TASK DIRECTIONS ▸
Repeat every entry in the listing below, exactly.

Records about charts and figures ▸
* BEGIN *
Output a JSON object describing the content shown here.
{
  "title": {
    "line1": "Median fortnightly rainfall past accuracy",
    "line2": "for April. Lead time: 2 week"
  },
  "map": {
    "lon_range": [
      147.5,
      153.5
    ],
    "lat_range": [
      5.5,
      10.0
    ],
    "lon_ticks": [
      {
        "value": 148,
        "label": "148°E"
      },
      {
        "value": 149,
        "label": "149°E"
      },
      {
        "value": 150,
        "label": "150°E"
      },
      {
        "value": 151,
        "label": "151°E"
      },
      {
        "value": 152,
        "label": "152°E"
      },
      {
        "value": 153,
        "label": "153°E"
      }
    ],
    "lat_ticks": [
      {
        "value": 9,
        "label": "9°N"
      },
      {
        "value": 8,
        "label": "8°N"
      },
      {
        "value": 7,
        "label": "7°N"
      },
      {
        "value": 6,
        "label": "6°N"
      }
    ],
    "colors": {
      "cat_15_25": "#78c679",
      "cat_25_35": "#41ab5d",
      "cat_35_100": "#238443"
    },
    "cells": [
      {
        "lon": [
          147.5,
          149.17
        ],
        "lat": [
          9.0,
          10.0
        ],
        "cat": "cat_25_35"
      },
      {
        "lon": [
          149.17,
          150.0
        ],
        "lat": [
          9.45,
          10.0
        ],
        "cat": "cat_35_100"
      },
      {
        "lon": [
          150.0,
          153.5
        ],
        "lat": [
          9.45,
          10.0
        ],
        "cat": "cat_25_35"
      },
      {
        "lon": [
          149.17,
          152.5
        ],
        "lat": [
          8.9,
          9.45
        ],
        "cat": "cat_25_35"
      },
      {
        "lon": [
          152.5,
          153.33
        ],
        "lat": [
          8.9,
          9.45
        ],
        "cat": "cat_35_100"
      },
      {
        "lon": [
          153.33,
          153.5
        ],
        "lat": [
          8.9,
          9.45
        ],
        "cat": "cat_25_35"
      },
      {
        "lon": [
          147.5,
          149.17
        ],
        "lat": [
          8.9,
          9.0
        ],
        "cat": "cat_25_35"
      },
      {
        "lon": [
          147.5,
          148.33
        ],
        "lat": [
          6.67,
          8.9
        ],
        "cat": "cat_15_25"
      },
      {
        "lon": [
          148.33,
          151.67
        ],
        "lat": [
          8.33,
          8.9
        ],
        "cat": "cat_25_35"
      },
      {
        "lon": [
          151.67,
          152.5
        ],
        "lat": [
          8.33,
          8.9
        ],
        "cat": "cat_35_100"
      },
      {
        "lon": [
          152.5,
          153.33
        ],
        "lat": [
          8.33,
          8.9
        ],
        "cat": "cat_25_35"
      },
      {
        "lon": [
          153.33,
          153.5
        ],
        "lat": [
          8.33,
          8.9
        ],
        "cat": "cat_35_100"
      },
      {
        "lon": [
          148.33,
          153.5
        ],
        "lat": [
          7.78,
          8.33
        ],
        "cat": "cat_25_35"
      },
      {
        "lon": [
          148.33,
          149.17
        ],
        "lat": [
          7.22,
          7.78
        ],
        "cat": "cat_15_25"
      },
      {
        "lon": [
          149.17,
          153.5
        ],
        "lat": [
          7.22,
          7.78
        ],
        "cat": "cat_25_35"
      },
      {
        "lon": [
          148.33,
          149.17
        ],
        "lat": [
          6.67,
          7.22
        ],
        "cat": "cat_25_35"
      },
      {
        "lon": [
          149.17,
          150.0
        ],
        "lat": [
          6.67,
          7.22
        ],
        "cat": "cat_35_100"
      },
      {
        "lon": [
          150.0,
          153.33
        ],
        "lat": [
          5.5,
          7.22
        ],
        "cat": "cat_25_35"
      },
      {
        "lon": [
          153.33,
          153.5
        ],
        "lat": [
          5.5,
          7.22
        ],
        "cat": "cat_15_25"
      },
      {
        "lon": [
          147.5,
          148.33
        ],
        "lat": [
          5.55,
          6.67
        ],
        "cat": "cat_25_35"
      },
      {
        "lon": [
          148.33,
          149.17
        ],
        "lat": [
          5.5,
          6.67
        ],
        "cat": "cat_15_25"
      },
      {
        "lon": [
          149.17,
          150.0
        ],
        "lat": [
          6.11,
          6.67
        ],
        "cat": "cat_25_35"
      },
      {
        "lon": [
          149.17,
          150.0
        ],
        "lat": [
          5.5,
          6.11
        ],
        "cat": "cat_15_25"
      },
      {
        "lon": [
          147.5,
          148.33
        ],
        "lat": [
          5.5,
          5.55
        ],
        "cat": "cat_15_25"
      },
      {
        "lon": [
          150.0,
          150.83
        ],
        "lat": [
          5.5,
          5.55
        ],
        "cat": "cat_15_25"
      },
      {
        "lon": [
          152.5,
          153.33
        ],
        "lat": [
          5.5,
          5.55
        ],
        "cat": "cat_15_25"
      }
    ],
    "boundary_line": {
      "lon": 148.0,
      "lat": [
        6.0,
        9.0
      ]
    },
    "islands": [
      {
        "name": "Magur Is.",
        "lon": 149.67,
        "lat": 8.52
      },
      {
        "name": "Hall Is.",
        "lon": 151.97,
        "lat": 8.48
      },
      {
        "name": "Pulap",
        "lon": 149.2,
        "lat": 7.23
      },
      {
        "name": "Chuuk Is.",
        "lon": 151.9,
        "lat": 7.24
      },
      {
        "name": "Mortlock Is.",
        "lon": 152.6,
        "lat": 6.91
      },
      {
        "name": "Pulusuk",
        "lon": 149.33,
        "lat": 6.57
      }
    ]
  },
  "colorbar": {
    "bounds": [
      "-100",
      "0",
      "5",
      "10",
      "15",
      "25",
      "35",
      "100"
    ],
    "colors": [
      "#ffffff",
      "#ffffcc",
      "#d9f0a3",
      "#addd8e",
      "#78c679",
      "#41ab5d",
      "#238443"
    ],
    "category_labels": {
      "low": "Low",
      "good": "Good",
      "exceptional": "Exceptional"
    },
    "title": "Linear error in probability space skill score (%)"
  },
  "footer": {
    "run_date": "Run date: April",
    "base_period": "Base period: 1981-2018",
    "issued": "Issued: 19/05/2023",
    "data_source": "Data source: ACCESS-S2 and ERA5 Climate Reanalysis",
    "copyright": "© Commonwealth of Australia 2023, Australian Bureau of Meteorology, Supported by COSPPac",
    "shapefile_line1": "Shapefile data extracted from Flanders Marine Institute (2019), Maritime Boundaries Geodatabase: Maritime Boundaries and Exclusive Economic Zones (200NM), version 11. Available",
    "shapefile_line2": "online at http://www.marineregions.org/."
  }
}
* END *
RESULT OF THE TASK ▸
Output a JSON object describing the content shown here.
{
  "title": {
    "line1": "Median fortnightly rainfall past accuracy",
    "line2": "for April. Lead time: 2 week"
  },
  "map": {
    "lon_range": [
      147.5,
      153.5
    ],
    "lat_range": [
      5.5,
      10.0
    ],
    "lon_ticks": [
      {
        "value": 148,
        "label": "148°E"
      },
      {
        "value": 149,
        "label": "149°E"
      },
      {
        "value": 150,
        "label": "150°E"
      },
      {
        "value": 151,
        "label": "151°E"
      },
      {
        "value": 152,
        "label": "152°E"
      },
      {
        "value": 153,
        "label": "153°E"
      }
    ],
    "lat_ticks": [
      {
        "value": 9,
        "label": "9°N"
      },
      {
        "value": 8,
        "label": "8°N"
      },
      {
        "value": 7,
        "label": "7°N"
      },
      {
        "value": 6,
        "label": "6°N"
      }
    ],
    "colors": {
      "cat_15_25": "#78c679",
      "cat_25_35": "#41ab5d",
      "cat_35_100": "#238443"
    },
    "cells": [
      {
        "lon": [
          147.5,
          149.17
        ],
        "lat": [
          9.0,
          10.0
        ],
        "cat": "cat_25_35"
      },
      {
        "lon": [
          149.17,
          150.0
        ],
        "lat": [
          9.45,
          10.0
        ],
        "cat": "cat_35_100"
      },
      {
        "lon": [
          150.0,
          153.5
        ],
        "lat": [
          9.45,
          10.0
        ],
        "cat": "cat_25_35"
      },
      {
        "lon": [
          149.17,
          152.5
        ],
        "lat": [
          8.9,
          9.45
        ],
        "cat": "cat_25_35"
      },
      {
        "lon": [
          152.5,
          153.33
        ],
        "lat": [
          8.9,
          9.45
        ],
        "cat": "cat_35_100"
      },
      {
        "lon": [
          153.33,
          153.5
        ],
        "lat": [
          8.9,
          9.45
        ],
        "cat": "cat_25_35"
      },
      {
        "lon": [
          147.5,
          149.17
        ],
        "lat": [
          8.9,
          9.0
        ],
        "cat": "cat_25_35"
      },
      {
        "lon": [
          147.5,
          148.33
        ],
        "lat": [
          6.67,
          8.9
        ],
        "cat": "cat_15_25"
      },
      {
        "lon": [
          148.33,
          151.67
        ],
        "lat": [
          8.33,
          8.9
        ],
        "cat": "cat_25_35"
      },
      {
        "lon": [
          151.67,
          152.5
        ],
        "lat": [
          8.33,
          8.9
        ],
        "cat": "cat_35_100"
      },
      {
        "lon": [
          152.5,
          153.33
        ],
        "lat": [
          8.33,
          8.9
        ],
        "cat": "cat_25_35"
      },
      {
        "lon": [
          153.33,
          153.5
        ],
        "lat": [
          8.33,
          8.9
        ],
        "cat": "cat_35_100"
      },
      {
        "lon": [
          148.33,
          153.5
        ],
        "lat": [
          7.78,
          8.33
        ],
        "cat": "cat_25_35"
      },
      {
        "lon": [
          148.33,
          149.17
        ],
        "lat": [
          7.22,
          7.78
        ],
        "cat": "cat_15_25"
      },
      {
        "lon": [
          149.17,
          153.5
        ],
        "lat": [
          7.22,
          7.78
        ],
        "cat": "cat_25_35"
      },
      {
        "lon": [
          148.33,
          149.17
        ],
        "lat": [
          6.67,
          7.22
        ],
        "cat": "cat_25_35"
      },
      {
        "lon": [
          149.17,
          150.0
        ],
        "lat": [
          6.67,
          7.22
        ],
        "cat": "cat_35_100"
      },
      {
        "lon": [
          150.0,
          153.33
        ],
        "lat": [
          5.5,
          7.22
        ],
        "cat": "cat_25_35"
      },
      {
        "lon": [
          153.33,
          153.5
        ],
        "lat": [
          5.5,
          7.22
        ],
        "cat": "cat_15_25"
      },
      {
        "lon": [
          147.5,
          148.33
        ],
        "lat": [
          5.55,
          6.67
        ],
        "cat": "cat_25_35"
      },
      {
        "lon": [
          148.33,
          149.17
        ],
        "lat": [
          5.5,
          6.67
        ],
        "cat": "cat_15_25"
      },
      {
        "lon": [
          149.17,
          150.0
        ],
        "lat": [
          6.11,
          6.67
        ],
        "cat": "cat_25_35"
      },
      {
        "lon": [
          149.17,
          150.0
        ],
        "lat": [
          5.5,
          6.11
        ],
        "cat": "cat_15_25"
      },
      {
        "lon": [
          147.5,
          148.33
        ],
        "lat": [
          5.5,
          5.55
        ],
        "cat": "cat_15_25"
      },
      {
        "lon": [
          150.0,
          150.83
        ],
        "lat": [
          5.5,
          5.55
        ],
        "cat": "cat_15_25"
      },
      {
        "lon": [
          152.5,
          153.33
        ],
        "lat": [
          5.5,
          5.55
        ],
        "cat": "cat_15_25"
      }
    ],
    "boundary_line": {
      "lon": 148.0,
      "lat": [
        6.0,
        9.0
      ]
    },
    "islands": [
      {
        "name": "Magur Is.",
        "lon": 149.67,
        "lat": 8.52
      },
      {
        "name": "Hall Is.",
        "lon": 151.97,
        "lat": 8.48
      },
      {
        "name": "Pulap",
        "lon": 149.2,
        "lat": 7.23
      },
      {
        "name": "Chuuk Is.",
        "lon": 151.9,
        "lat": 7.24
      },
      {
        "name": "Mortlock Is.",
        "lon": 152.6,
        "lat": 6.91
      },
      {
        "name": "Pulusuk",
        "lon": 149.33,
        "lat": 6.57
      }
    ]
  },
  "colorbar": {
    "bounds": [
      "-100",
      "0",
      "5",
      "10",
      "15",
      "25",
      "35",
      "100"
    ],
    "colors": [
      "#ffffff",
      "#ffffcc",
      "#d9f0a3",
      "#addd8e",
      "#78c679",
      "#41ab5d",
      "#238443"
    ],
    "category_labels": {
      "low": "Low",
      "good": "Good",
      "exceptional": "Exceptional"
    },
    "title": "Linear error in probability space skill score (%)"
  },
  "footer": {
    "run_date": "Run date: April",
    "base_period": "Base period: 1981-2018",
    "issued": "Issued: 19/05/2023",
    "data_source": "Data source: ACCESS-S2 and ERA5 Climate Reanalysis",
    "copyright": "© Commonwealth of Australia 2023, Australian Bureau of Meteorology, Supported by COSPPac",
    "shapefile_line1": "Shapefile data extracted from Flanders Marine Institute (2019), Maritime Boundaries Geodatabase: Maritime Boundaries and Exclusive Economic Zones (200NM), version 11. Available",
    "shapefile_line2": "online at http://www.marineregions.org/."
  }
}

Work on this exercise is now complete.